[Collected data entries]
--- --- ---

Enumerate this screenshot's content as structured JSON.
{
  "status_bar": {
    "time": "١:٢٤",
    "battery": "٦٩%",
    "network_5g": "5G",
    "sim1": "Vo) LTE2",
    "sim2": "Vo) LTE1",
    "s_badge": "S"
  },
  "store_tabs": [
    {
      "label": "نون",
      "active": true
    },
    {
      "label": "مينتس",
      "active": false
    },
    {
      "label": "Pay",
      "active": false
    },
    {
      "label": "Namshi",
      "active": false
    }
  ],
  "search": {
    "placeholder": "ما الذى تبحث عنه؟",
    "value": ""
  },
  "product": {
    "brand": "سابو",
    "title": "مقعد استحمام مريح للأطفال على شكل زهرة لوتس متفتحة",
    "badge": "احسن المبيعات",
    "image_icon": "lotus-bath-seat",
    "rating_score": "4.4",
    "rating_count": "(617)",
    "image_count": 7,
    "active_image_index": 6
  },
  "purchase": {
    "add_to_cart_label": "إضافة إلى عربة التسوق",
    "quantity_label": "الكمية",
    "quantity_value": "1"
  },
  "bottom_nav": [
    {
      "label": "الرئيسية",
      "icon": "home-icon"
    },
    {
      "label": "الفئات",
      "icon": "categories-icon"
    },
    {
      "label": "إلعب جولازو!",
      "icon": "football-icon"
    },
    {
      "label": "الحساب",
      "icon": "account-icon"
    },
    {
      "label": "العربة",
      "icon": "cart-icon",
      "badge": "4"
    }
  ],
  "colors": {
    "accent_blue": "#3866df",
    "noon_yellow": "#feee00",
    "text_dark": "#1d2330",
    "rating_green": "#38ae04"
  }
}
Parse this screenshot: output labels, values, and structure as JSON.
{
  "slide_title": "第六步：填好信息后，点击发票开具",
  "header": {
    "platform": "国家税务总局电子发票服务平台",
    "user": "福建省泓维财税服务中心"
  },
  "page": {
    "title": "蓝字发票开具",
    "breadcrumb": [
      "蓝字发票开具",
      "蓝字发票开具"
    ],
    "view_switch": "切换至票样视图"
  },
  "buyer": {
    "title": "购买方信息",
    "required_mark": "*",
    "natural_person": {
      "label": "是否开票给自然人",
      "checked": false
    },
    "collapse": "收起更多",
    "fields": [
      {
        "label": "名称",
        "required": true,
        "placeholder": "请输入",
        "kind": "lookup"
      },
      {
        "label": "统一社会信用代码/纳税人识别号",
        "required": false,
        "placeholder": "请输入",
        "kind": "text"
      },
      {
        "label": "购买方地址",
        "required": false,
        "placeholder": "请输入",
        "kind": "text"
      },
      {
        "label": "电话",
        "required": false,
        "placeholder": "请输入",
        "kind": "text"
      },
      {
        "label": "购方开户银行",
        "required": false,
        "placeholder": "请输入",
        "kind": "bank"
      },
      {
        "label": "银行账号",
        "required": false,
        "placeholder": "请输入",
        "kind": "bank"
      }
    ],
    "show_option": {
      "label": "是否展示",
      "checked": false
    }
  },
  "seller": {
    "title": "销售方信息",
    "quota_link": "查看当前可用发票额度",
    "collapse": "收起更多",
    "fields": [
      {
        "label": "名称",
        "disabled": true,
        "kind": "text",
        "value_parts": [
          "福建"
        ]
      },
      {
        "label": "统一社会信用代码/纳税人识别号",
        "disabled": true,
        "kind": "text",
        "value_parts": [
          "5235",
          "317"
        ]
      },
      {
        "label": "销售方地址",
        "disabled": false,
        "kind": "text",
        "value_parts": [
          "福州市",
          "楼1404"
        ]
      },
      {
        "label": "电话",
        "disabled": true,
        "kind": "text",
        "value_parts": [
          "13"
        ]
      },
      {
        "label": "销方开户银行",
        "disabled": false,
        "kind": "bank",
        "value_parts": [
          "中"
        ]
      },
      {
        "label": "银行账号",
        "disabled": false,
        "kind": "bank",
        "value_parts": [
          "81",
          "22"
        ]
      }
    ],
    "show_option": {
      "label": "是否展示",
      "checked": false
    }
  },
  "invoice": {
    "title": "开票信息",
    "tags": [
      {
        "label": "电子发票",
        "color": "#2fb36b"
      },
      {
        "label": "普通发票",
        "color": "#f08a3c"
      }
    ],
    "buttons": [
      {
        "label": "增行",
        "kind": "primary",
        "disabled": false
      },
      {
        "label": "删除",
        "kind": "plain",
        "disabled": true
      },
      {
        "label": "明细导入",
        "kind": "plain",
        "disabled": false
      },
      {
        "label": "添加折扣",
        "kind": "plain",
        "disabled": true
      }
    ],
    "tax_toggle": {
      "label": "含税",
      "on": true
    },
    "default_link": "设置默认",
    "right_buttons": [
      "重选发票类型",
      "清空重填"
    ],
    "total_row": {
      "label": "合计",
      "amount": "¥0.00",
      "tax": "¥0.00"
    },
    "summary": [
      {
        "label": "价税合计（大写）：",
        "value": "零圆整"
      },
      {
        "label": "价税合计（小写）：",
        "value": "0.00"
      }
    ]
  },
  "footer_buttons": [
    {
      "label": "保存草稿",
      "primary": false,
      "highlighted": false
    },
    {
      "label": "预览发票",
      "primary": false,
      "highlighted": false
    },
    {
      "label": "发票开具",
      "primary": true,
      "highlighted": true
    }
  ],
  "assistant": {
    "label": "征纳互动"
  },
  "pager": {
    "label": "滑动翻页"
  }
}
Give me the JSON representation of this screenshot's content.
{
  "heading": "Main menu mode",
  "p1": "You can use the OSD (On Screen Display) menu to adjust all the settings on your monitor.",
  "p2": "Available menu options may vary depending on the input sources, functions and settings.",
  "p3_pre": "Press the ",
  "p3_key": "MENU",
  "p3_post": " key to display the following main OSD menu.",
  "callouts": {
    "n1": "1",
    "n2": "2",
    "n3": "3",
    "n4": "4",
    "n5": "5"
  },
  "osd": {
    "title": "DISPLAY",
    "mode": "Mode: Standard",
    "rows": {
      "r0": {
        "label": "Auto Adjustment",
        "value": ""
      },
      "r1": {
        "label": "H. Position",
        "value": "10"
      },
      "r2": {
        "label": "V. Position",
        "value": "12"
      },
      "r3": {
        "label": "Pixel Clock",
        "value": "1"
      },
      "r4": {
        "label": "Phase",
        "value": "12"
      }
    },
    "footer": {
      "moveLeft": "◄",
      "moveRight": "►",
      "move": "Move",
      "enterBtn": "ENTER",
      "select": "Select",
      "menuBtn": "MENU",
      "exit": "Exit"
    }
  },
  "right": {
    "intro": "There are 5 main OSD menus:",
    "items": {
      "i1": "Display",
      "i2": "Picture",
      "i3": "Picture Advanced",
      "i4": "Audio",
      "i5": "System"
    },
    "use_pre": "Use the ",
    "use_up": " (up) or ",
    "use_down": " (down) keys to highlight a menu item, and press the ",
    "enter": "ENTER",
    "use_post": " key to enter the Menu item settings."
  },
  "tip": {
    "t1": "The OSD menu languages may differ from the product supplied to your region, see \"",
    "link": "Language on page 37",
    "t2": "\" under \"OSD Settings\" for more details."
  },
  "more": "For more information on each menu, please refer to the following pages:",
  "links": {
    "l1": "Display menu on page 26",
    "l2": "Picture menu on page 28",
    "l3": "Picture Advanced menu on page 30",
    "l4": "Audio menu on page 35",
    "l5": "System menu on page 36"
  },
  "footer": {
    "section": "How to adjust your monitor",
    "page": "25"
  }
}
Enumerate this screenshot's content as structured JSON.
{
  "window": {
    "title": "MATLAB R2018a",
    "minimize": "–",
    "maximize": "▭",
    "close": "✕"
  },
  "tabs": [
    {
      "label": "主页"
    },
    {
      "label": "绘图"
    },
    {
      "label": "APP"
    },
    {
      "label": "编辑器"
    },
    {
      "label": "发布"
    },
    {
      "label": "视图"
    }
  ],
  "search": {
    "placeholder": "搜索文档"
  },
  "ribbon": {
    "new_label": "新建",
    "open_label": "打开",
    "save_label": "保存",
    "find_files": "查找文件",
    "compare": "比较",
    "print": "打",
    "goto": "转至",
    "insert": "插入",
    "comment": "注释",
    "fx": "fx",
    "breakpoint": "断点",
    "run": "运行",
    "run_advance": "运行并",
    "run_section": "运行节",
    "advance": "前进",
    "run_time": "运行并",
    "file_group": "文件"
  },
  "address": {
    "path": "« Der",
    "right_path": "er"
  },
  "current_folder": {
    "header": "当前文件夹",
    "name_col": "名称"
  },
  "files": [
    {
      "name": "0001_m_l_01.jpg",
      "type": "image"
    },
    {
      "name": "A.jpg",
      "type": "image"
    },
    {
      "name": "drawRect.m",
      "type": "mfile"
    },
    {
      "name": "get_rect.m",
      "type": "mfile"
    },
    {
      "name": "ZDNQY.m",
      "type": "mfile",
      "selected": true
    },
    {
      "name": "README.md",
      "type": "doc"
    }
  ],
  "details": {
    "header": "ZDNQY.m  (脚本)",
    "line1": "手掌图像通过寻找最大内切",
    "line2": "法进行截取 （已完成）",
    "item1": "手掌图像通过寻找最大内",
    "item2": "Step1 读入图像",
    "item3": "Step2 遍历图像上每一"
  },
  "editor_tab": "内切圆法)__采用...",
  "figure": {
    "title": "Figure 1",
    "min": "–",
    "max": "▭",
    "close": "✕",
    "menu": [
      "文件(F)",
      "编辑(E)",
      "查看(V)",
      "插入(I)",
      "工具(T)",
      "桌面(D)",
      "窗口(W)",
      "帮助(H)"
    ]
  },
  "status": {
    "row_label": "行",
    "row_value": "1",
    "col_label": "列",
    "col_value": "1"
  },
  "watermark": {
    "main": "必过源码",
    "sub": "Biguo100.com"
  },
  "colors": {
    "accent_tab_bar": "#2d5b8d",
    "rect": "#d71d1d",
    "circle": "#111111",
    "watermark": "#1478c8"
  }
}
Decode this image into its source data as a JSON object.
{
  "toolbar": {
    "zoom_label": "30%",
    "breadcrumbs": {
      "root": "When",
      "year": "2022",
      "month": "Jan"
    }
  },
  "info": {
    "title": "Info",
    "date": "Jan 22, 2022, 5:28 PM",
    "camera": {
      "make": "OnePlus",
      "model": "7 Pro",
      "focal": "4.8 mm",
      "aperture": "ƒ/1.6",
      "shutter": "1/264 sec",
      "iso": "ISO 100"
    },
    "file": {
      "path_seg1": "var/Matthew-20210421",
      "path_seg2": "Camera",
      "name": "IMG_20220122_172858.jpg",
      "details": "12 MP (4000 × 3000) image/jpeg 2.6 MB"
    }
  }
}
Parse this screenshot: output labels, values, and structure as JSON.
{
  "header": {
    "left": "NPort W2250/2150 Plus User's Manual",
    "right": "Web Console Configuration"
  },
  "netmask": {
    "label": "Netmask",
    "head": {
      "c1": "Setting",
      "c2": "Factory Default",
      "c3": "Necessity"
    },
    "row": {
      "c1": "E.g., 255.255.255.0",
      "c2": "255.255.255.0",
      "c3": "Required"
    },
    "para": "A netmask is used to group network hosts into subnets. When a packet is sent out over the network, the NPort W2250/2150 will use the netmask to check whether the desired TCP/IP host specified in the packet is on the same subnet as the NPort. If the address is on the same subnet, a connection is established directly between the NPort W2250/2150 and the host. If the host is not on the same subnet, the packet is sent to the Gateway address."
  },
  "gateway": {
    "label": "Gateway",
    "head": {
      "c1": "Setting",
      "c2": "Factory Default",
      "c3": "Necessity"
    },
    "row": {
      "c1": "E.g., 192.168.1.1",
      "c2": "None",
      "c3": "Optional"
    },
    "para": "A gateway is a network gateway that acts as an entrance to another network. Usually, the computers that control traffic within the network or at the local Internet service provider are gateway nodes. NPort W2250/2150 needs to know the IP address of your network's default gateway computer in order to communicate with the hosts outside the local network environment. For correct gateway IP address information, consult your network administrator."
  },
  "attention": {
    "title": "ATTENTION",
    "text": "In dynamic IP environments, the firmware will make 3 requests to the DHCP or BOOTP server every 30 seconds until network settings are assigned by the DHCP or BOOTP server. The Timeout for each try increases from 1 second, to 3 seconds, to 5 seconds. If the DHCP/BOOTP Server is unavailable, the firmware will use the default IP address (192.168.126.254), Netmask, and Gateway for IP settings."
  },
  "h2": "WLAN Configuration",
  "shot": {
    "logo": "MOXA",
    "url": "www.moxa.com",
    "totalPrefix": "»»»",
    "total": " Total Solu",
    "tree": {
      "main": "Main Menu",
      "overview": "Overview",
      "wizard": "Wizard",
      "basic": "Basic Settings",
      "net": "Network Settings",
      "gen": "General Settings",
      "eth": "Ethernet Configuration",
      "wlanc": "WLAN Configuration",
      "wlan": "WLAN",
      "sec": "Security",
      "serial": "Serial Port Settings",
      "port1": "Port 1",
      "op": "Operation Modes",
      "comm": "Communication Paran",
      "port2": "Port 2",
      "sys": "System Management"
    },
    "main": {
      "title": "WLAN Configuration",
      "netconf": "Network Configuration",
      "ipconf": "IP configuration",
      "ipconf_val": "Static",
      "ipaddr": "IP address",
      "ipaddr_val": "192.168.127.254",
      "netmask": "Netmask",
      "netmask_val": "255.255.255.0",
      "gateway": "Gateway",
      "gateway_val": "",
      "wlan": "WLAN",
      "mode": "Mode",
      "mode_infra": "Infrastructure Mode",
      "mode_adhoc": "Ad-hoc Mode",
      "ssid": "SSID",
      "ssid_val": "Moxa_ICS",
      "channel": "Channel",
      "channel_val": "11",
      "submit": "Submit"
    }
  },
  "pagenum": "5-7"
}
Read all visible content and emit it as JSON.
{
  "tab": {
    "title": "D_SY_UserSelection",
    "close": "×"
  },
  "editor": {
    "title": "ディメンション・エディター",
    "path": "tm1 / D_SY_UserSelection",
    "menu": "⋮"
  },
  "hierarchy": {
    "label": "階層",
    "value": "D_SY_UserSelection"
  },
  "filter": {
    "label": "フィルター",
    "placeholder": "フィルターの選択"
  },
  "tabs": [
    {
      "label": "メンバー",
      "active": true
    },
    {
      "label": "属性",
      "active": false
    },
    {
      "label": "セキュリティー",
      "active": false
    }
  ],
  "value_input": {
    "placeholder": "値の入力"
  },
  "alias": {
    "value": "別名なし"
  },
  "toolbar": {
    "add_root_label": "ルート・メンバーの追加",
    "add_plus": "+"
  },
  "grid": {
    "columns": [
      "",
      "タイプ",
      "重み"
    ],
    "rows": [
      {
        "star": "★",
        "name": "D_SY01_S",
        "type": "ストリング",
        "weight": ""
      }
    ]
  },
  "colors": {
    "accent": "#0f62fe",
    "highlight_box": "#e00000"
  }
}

--- --- ---

**WRITTEN TASK**
Collect the complete line wherever the string "into" appears in the records.

**WRITTEN RESPONSE**
Decode this image into its source data as a JSON object.
    "para": "A netmask is used to group network hosts into subnets. When a packet is sent out over the network, the NPort W2250/2150 will use the netmask to check whether the desired TCP/IP host specified in the packet is on the same subnet as the NPort. If the address is on the same subnet, a connection is established directly between the NPort W2250/2150 and the host. If the host is not on the same subnet, the packet is sent to the Gateway address."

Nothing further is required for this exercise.